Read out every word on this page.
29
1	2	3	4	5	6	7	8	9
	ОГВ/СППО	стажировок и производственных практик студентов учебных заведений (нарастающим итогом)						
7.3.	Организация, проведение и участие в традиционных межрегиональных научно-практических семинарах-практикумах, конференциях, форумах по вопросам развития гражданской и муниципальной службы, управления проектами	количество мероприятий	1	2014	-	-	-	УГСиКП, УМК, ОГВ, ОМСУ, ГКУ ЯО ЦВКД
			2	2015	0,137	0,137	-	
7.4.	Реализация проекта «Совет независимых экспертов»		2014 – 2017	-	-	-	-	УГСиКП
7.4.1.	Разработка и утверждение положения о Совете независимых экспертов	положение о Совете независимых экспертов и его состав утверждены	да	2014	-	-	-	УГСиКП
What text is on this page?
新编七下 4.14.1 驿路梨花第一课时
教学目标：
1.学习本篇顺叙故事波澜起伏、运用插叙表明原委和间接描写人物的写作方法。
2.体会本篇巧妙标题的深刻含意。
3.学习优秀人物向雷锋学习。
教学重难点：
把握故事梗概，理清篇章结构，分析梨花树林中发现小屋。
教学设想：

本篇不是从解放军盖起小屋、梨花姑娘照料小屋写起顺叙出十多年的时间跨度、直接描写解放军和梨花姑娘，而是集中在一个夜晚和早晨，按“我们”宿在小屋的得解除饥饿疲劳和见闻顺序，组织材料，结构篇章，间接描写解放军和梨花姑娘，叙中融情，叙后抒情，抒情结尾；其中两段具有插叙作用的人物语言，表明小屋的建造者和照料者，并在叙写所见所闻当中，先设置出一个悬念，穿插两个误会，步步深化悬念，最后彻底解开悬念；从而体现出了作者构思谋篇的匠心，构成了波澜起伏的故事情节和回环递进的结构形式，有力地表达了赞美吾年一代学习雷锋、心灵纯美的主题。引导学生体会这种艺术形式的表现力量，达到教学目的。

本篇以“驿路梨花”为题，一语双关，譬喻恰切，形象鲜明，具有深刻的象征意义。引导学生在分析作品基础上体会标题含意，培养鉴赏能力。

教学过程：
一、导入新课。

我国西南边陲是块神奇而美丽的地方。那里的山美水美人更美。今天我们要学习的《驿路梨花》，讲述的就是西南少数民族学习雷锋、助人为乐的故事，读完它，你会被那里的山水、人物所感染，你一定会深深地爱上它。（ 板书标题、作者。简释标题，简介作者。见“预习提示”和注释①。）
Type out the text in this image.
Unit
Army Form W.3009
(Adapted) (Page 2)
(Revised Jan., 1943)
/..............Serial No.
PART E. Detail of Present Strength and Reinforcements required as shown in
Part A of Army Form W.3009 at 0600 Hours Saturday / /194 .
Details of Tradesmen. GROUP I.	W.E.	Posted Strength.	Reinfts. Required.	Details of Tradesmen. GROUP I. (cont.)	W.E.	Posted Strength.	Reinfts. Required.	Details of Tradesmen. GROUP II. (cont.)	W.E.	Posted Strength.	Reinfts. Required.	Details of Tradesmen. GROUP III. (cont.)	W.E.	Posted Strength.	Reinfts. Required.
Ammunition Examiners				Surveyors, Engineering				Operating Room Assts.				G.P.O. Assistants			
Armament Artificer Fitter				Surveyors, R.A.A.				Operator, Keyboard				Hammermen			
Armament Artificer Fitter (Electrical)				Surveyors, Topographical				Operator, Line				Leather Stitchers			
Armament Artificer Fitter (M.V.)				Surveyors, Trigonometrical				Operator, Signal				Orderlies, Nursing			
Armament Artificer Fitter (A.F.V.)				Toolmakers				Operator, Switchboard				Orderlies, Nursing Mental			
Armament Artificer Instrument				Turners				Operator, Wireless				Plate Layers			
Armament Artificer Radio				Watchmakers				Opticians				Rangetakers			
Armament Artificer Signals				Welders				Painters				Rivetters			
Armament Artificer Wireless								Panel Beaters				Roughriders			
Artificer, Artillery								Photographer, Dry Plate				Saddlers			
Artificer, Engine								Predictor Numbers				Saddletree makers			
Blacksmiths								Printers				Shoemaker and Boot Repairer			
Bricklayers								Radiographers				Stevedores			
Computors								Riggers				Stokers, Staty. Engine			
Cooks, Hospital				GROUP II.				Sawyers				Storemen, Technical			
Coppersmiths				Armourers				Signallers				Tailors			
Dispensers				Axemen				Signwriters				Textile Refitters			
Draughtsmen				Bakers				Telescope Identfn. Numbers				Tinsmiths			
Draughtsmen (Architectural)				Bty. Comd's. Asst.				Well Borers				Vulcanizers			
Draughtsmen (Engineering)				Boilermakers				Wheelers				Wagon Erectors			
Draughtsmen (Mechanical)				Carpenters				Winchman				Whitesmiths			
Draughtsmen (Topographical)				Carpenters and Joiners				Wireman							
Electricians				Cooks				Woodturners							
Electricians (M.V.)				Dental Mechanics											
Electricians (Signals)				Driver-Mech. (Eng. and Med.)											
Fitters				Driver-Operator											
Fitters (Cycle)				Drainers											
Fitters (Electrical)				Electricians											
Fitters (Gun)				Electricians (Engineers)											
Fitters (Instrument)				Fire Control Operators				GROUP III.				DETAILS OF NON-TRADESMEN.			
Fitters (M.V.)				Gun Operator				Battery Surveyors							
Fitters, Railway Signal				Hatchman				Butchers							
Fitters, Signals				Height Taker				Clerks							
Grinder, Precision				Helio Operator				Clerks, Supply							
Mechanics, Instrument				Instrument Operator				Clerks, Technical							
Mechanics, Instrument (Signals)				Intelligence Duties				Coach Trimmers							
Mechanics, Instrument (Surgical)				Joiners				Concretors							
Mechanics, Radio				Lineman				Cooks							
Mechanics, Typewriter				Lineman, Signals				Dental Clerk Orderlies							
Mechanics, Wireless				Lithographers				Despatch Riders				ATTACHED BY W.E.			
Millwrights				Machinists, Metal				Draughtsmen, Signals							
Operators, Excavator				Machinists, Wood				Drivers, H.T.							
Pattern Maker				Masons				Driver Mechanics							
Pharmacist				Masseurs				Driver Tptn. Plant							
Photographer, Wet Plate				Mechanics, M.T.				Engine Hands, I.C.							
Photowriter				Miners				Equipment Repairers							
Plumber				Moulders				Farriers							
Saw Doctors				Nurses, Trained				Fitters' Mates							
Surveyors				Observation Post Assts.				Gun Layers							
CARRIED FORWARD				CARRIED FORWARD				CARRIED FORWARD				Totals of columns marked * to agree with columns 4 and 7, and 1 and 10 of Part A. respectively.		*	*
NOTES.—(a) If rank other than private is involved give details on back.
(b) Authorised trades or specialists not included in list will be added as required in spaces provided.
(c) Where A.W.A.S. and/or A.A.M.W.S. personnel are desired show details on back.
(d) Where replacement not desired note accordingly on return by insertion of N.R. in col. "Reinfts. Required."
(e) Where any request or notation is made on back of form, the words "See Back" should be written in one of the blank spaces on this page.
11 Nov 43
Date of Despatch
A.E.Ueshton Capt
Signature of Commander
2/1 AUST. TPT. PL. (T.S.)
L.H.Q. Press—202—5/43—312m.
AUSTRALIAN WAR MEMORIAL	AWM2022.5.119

| THE EXERCISE |
Find and copy each line above that includes the string "desired".

| ANSWER BELOW |
(c) Where A.W.A.S. and/or A.A.M.W.S. personnel are desired show details on back.
(d) Where replacement not desired note accordingly on return by insertion of N.R. in col. "Reinfts. Required."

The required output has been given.